** BEGIN Records for this exercise **

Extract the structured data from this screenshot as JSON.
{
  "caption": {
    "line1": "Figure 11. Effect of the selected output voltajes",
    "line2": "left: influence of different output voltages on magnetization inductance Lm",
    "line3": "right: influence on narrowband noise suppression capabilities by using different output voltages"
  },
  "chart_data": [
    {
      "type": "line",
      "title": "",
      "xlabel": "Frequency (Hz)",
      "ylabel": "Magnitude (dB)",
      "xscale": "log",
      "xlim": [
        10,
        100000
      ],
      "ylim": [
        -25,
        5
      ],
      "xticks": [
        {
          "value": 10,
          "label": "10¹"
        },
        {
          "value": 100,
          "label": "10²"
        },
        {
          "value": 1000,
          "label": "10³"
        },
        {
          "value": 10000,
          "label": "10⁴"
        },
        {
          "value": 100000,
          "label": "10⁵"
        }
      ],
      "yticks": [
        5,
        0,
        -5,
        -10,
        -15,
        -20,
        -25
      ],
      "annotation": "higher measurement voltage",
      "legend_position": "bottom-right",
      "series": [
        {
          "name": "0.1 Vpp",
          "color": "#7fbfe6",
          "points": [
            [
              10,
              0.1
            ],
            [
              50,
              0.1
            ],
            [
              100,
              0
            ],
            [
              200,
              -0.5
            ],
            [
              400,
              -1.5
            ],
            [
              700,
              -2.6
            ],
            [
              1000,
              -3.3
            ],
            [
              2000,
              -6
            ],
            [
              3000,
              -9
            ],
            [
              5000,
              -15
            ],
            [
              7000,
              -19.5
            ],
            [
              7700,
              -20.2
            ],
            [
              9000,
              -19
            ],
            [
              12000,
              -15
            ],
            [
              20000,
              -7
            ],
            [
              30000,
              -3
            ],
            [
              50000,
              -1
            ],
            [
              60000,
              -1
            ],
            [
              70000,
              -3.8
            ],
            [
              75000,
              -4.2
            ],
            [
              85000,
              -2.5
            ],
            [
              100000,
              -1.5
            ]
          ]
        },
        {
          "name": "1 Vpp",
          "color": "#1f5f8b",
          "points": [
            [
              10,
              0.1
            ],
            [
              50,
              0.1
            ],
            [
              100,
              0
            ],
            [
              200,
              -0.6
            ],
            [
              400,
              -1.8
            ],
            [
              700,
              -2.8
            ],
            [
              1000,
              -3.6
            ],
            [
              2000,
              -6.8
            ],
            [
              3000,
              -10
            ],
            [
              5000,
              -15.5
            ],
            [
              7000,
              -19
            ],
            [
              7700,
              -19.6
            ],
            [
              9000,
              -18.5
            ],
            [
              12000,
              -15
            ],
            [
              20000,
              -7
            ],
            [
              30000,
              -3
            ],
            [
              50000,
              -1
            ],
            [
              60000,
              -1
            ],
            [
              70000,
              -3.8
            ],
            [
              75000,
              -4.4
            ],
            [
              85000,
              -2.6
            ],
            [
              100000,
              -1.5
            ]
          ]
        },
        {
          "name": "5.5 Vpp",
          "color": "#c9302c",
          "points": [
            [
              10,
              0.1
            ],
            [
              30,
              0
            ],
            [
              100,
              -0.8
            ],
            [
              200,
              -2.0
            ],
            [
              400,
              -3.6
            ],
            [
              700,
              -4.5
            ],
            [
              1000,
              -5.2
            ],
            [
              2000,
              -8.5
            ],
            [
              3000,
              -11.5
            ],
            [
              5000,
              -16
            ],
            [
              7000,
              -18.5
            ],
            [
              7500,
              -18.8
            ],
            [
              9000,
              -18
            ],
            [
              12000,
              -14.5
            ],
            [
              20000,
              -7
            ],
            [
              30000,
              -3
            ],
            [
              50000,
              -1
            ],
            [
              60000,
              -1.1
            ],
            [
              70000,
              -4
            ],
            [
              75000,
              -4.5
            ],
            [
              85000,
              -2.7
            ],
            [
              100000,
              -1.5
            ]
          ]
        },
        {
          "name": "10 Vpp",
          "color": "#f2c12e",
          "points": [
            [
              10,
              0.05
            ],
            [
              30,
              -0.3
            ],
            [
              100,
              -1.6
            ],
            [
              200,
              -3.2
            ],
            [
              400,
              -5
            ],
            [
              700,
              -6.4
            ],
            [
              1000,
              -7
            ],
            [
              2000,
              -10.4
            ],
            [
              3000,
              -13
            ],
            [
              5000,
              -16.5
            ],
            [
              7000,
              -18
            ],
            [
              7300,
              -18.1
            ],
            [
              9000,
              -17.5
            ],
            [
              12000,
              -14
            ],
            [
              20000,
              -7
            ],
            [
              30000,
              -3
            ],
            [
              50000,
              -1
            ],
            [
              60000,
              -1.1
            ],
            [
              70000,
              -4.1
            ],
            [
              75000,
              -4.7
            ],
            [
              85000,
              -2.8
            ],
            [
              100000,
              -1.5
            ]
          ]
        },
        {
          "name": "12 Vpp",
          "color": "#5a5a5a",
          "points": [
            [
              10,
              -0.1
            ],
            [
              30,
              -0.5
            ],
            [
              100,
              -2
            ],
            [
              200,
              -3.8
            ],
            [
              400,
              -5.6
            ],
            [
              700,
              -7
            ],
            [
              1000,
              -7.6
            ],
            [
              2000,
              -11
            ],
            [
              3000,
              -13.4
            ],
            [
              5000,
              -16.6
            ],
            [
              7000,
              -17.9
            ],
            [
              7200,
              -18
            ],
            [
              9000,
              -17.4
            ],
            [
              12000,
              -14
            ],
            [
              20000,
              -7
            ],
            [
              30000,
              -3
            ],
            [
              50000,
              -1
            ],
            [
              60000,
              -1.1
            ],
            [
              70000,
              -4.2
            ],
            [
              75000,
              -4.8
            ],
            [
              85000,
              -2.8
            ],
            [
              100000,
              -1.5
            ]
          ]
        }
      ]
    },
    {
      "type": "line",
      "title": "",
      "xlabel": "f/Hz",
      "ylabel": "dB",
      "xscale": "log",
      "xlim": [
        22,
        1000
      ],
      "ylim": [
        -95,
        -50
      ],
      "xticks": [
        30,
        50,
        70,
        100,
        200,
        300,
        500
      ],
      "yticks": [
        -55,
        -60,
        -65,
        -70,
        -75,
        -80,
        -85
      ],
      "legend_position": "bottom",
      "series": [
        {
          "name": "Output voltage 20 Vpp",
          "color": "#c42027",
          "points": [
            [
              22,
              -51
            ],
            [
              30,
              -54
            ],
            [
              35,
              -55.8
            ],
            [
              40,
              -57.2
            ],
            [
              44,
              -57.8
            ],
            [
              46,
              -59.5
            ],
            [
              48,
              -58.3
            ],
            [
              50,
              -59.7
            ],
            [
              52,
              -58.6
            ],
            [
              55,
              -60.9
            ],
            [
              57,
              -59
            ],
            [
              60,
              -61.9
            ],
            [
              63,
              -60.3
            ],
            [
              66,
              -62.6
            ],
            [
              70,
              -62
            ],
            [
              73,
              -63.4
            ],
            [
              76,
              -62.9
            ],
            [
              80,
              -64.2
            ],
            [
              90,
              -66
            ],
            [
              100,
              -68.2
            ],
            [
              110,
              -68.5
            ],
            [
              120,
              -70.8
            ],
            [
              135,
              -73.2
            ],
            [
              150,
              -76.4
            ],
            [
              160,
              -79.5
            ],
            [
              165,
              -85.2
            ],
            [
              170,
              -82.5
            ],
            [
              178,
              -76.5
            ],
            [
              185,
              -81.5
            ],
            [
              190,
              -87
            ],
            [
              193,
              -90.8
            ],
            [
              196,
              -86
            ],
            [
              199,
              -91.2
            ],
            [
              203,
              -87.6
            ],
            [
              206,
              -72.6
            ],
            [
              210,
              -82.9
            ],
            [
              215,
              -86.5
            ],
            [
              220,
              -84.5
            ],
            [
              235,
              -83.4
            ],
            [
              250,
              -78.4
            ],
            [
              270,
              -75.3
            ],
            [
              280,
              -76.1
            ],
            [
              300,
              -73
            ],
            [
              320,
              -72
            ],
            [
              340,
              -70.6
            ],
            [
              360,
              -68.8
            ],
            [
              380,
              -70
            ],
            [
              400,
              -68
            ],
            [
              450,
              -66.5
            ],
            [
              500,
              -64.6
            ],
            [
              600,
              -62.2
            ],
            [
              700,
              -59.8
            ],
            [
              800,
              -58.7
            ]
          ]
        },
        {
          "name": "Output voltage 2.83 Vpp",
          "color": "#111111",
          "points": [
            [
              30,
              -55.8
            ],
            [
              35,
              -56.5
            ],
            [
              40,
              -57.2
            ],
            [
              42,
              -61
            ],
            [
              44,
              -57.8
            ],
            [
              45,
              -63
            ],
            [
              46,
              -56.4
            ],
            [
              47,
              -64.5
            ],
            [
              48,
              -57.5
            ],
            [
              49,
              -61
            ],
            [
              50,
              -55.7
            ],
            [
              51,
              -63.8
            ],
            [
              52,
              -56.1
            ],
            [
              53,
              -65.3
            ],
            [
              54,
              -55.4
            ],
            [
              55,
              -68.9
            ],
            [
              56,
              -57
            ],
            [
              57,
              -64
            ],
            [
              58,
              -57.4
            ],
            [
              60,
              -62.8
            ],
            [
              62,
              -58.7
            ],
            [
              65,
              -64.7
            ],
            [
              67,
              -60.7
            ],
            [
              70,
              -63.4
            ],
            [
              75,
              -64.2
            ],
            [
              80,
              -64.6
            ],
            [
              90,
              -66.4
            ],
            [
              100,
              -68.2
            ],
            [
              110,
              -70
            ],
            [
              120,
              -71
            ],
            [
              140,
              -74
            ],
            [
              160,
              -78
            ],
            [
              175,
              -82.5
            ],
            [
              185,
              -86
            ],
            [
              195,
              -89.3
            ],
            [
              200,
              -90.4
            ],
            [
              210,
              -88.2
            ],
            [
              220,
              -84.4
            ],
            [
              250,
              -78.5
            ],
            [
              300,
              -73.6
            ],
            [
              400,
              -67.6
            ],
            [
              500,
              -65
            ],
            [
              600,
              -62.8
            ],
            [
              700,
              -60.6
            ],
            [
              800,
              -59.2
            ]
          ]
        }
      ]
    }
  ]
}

** END Records for this exercise **

Set problem: Locate the lines above that contain "color" and copy them.

Solution to the problem:
          "color": "#7fbfe6",
          "color": "#1f5f8b",
          "color": "#c9302c",
          "color": "#f2c12e",
          "color": "#5a5a5a",
          "color": "#c42027",
          "color": "#111111",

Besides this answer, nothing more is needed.